-- begin Material to process --
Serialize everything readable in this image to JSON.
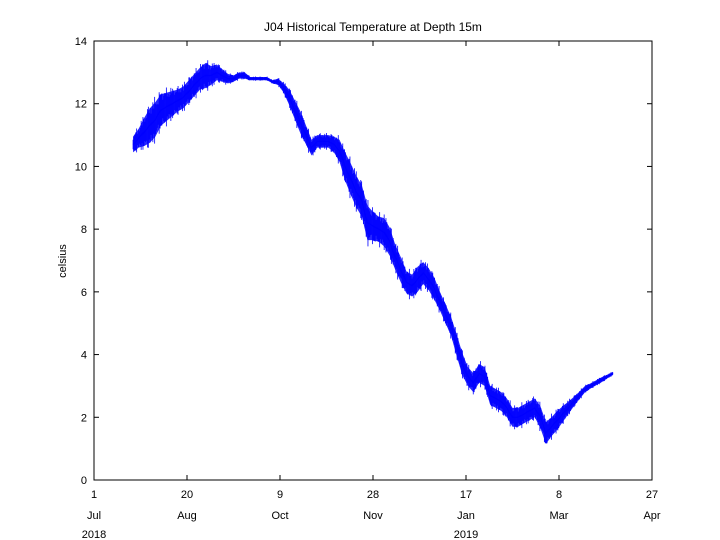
{
  "chart_data": {
    "type": "line",
    "title": "J04 Historical Temperature at Depth 15m",
    "xlabel": "",
    "ylabel": "celsius",
    "xlim": [
      "2018-07-01",
      "2019-04-27"
    ],
    "ylim": [
      0,
      14
    ],
    "grid": false,
    "line_color": "#0000ff",
    "y_ticks": [
      0,
      2,
      4,
      6,
      8,
      10,
      12,
      14
    ],
    "x_ticks": [
      {
        "date": "2018-07-01",
        "day": "1",
        "month": "Jul"
      },
      {
        "date": "2018-08-20",
        "day": "20",
        "month": "Aug"
      },
      {
        "date": "2018-10-09",
        "day": "9",
        "month": "Oct"
      },
      {
        "date": "2018-11-28",
        "day": "28",
        "month": "Nov"
      },
      {
        "date": "2019-01-17",
        "day": "17",
        "month": "Jan"
      },
      {
        "date": "2019-03-08",
        "day": "8",
        "month": "Mar"
      },
      {
        "date": "2019-04-27",
        "day": "27",
        "month": "Apr"
      }
    ],
    "year_labels": [
      {
        "date": "2018-07-01",
        "label": "2018"
      },
      {
        "date": "2019-01-17",
        "label": "2019"
      }
    ],
    "series": [
      {
        "x": [
          "2018-07-22",
          "2018-07-25",
          "2018-07-28",
          "2018-07-31",
          "2018-08-03",
          "2018-08-06",
          "2018-08-09",
          "2018-08-12",
          "2018-08-15",
          "2018-08-18",
          "2018-08-21",
          "2018-08-24",
          "2018-08-27",
          "2018-08-30",
          "2018-09-02",
          "2018-09-05",
          "2018-09-08",
          "2018-09-11",
          "2018-09-14",
          "2018-09-17",
          "2018-09-20",
          "2018-09-23",
          "2018-09-26",
          "2018-09-29",
          "2018-10-02",
          "2018-10-05",
          "2018-10-08",
          "2018-10-11",
          "2018-10-14",
          "2018-10-17",
          "2018-10-20",
          "2018-10-23",
          "2018-10-26",
          "2018-10-29",
          "2018-11-01",
          "2018-11-04",
          "2018-11-07",
          "2018-11-10",
          "2018-11-13",
          "2018-11-16",
          "2018-11-19",
          "2018-11-22",
          "2018-11-25",
          "2018-11-28",
          "2018-12-01",
          "2018-12-04",
          "2018-12-07",
          "2018-12-10",
          "2018-12-13",
          "2018-12-16",
          "2018-12-19",
          "2018-12-22",
          "2018-12-25",
          "2018-12-28",
          "2018-12-31",
          "2019-01-03",
          "2019-01-06",
          "2019-01-09",
          "2019-01-12",
          "2019-01-15",
          "2019-01-18",
          "2019-01-21",
          "2019-01-24",
          "2019-01-27",
          "2019-01-30",
          "2019-02-02",
          "2019-02-05",
          "2019-02-08",
          "2019-02-11",
          "2019-02-14",
          "2019-02-17",
          "2019-02-20",
          "2019-02-23",
          "2019-02-26",
          "2019-03-01",
          "2019-03-04",
          "2019-03-07",
          "2019-03-10",
          "2019-03-13",
          "2019-03-16",
          "2019-03-19",
          "2019-03-22",
          "2019-03-25",
          "2019-03-28",
          "2019-03-31",
          "2019-04-03",
          "2019-04-06"
        ],
        "y": [
          10.7,
          10.9,
          11.1,
          11.3,
          11.5,
          11.8,
          11.9,
          12.0,
          12.1,
          12.2,
          12.4,
          12.6,
          12.8,
          12.9,
          12.9,
          13.0,
          12.9,
          12.8,
          12.8,
          12.9,
          12.9,
          12.8,
          12.8,
          12.8,
          12.8,
          12.7,
          12.7,
          12.5,
          12.2,
          11.8,
          11.4,
          11.0,
          10.6,
          10.8,
          10.8,
          10.8,
          10.7,
          10.5,
          10.0,
          9.6,
          9.2,
          8.9,
          8.2,
          8.1,
          8.0,
          7.9,
          7.6,
          7.1,
          6.7,
          6.3,
          6.2,
          6.4,
          6.6,
          6.4,
          6.1,
          5.7,
          5.3,
          4.9,
          4.3,
          3.7,
          3.3,
          3.1,
          3.4,
          3.3,
          2.7,
          2.6,
          2.5,
          2.3,
          2.0,
          2.0,
          2.1,
          2.2,
          2.3,
          2.0,
          1.5,
          1.7,
          1.9,
          2.1,
          2.3,
          2.5,
          2.7,
          2.9,
          3.0,
          3.1,
          3.2,
          3.3,
          3.4
        ],
        "band": [
          0.25,
          0.3,
          0.45,
          0.55,
          0.55,
          0.5,
          0.45,
          0.4,
          0.35,
          0.35,
          0.35,
          0.35,
          0.35,
          0.4,
          0.3,
          0.25,
          0.2,
          0.15,
          0.1,
          0.1,
          0.1,
          0.05,
          0.05,
          0.05,
          0.05,
          0.05,
          0.1,
          0.15,
          0.25,
          0.3,
          0.35,
          0.3,
          0.25,
          0.2,
          0.2,
          0.2,
          0.25,
          0.35,
          0.45,
          0.5,
          0.5,
          0.5,
          0.55,
          0.45,
          0.4,
          0.45,
          0.45,
          0.4,
          0.4,
          0.35,
          0.35,
          0.4,
          0.35,
          0.35,
          0.35,
          0.3,
          0.3,
          0.3,
          0.35,
          0.35,
          0.3,
          0.3,
          0.3,
          0.3,
          0.3,
          0.3,
          0.3,
          0.3,
          0.3,
          0.3,
          0.3,
          0.3,
          0.3,
          0.35,
          0.35,
          0.3,
          0.3,
          0.25,
          0.2,
          0.15,
          0.12,
          0.1,
          0.08,
          0.08,
          0.08,
          0.06,
          0.05
        ]
      }
    ]
  }
}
-- end Material to process --
Repeat the records above verbatim, with no pictures in the result.

Serialize everything readable in this image to JSON.
{
  "chart_data": {
    "type": "line",
    "title": "J04 Historical Temperature at Depth 15m",
    "xlabel": "",
    "ylabel": "celsius",
    "xlim": [
      "2018-07-01",
      "2019-04-27"
    ],
    "ylim": [
      0,
      14
    ],
    "grid": false,
    "line_color": "#0000ff",
    "y_ticks": [
      0,
      2,
      4,
      6,
      8,
      10,
      12,
      14
    ],
    "x_ticks": [
      {
        "date": "2018-07-01",
        "day": "1",
        "month": "Jul"
      },
      {
        "date": "2018-08-20",
        "day": "20",
        "month": "Aug"
      },
      {
        "date": "2018-10-09",
        "day": "9",
        "month": "Oct"
      },
      {
        "date": "2018-11-28",
        "day": "28",
        "month": "Nov"
      },
      {
        "date": "2019-01-17",
        "day": "17",
        "month": "Jan"
      },
      {
        "date": "2019-03-08",
        "day": "8",
        "month": "Mar"
      },
      {
        "date": "2019-04-27",
        "day": "27",
        "month": "Apr"
      }
    ],
    "year_labels": [
      {
        "date": "2018-07-01",
        "label": "2018"
      },
      {
        "date": "2019-01-17",
        "label": "2019"
      }
    ],
    "series": [
      {
        "x": [
          "2018-07-22",
          "2018-07-25",
          "2018-07-28",
          "2018-07-31",
          "2018-08-03",
          "2018-08-06",
          "2018-08-09",
          "2018-08-12",
          "2018-08-15",
          "2018-08-18",
          "2018-08-21",
          "2018-08-24",
          "2018-08-27",
          "2018-08-30",
          "2018-09-02",
          "2018-09-05",
          "2018-09-08",
          "2018-09-11",
          "2018-09-14",
          "2018-09-17",
          "2018-09-20",
          "2018-09-23",
          "2018-09-26",
          "2018-09-29",
          "2018-10-02",
          "2018-10-05",
          "2018-10-08",
          "2018-10-11",
          "2018-10-14",
          "2018-10-17",
          "2018-10-20",
          "2018-10-23",
          "2018-10-26",
          "2018-10-29",
          "2018-11-01",
          "2018-11-04",
          "2018-11-07",
          "2018-11-10",
          "2018-11-13",
          "2018-11-16",
          "2018-11-19",
          "2018-11-22",
          "2018-11-25",
          "2018-11-28",
          "2018-12-01",
          "2018-12-04",
          "2018-12-07",
          "2018-12-10",
          "2018-12-13",
          "2018-12-16",
          "2018-12-19",
          "2018-12-22",
          "2018-12-25",
          "2018-12-28",
          "2018-12-31",
          "2019-01-03",
          "2019-01-06",
          "2019-01-09",
          "2019-01-12",
          "2019-01-15",
          "2019-01-18",
          "2019-01-21",
          "2019-01-24",
          "2019-01-27",
          "2019-01-30",
          "2019-02-02",
          "2019-02-05",
          "2019-02-08",
          "2019-02-11",
          "2019-02-14",
          "2019-02-17",
          "2019-02-20",
          "2019-02-23",
          "2019-02-26",
          "2019-03-01",
          "2019-03-04",
          "2019-03-07",
          "2019-03-10",
          "2019-03-13",
          "2019-03-16",
          "2019-03-19",
          "2019-03-22",
          "2019-03-25",
          "2019-03-28",
          "2019-03-31",
          "2019-04-03",
          "2019-04-06"
        ],
        "y": [
          10.7,
          10.9,
          11.1,
          11.3,
          11.5,
          11.8,
          11.9,
          12.0,
          12.1,
          12.2,
          12.4,
          12.6,
          12.8,
          12.9,
          12.9,
          13.0,
          12.9,
          12.8,
          12.8,
          12.9,
          12.9,
          12.8,
          12.8,
          12.8,
          12.8,
          12.7,
          12.7,
          12.5,
          12.2,
          11.8,
          11.4,
          11.0,
          10.6,
          10.8,
          10.8,
          10.8,
          10.7,
          10.5,
          10.0,
          9.6,
          9.2,
          8.9,
          8.2,
          8.1,
          8.0,
          7.9,
          7.6,
          7.1,
          6.7,
          6.3,
          6.2,
          6.4,
          6.6,
          6.4,
          6.1,
          5.7,
          5.3,
          4.9,
          4.3,
          3.7,
          3.3,
          3.1,
          3.4,
          3.3,
          2.7,
          2.6,
          2.5,
          2.3,
          2.0,
          2.0,
          2.1,
          2.2,
          2.3,
          2.0,
          1.5,
          1.7,
          1.9,
          2.1,
          2.3,
          2.5,
          2.7,
          2.9,
          3.0,
          3.1,
          3.2,
          3.3,
          3.4
        ],
        "band": [
          0.25,
          0.3,
          0.45,
          0.55,
          0.55,
          0.5,
          0.45,
          0.4,
          0.35,
          0.35,
          0.35,
          0.35,
          0.35,
          0.4,
          0.3,
          0.25,
          0.2,
          0.15,
          0.1,
          0.1,
          0.1,
          0.05,
          0.05,
          0.05,
          0.05,
          0.05,
          0.1,
          0.15,
          0.25,
          0.3,
          0.35,
          0.3,
          0.25,
          0.2,
          0.2,
          0.2,
          0.25,
          0.35,
          0.45,
          0.5,
          0.5,
          0.5,
          0.55,
          0.45,
          0.4,
          0.45,
          0.45,
          0.4,
          0.4,
          0.35,
          0.35,
          0.4,
          0.35,
          0.35,
          0.35,
          0.3,
          0.3,
          0.3,
          0.35,
          0.35,
          0.3,
          0.3,
          0.3,
          0.3,
          0.3,
          0.3,
          0.3,
          0.3,
          0.3,
          0.3,
          0.3,
          0.3,
          0.3,
          0.35,
          0.35,
          0.3,
          0.3,
          0.25,
          0.2,
          0.15,
          0.12,
          0.1,
          0.08,
          0.08,
          0.08,
          0.06,
          0.05
        ]
      }
    ]
  }
}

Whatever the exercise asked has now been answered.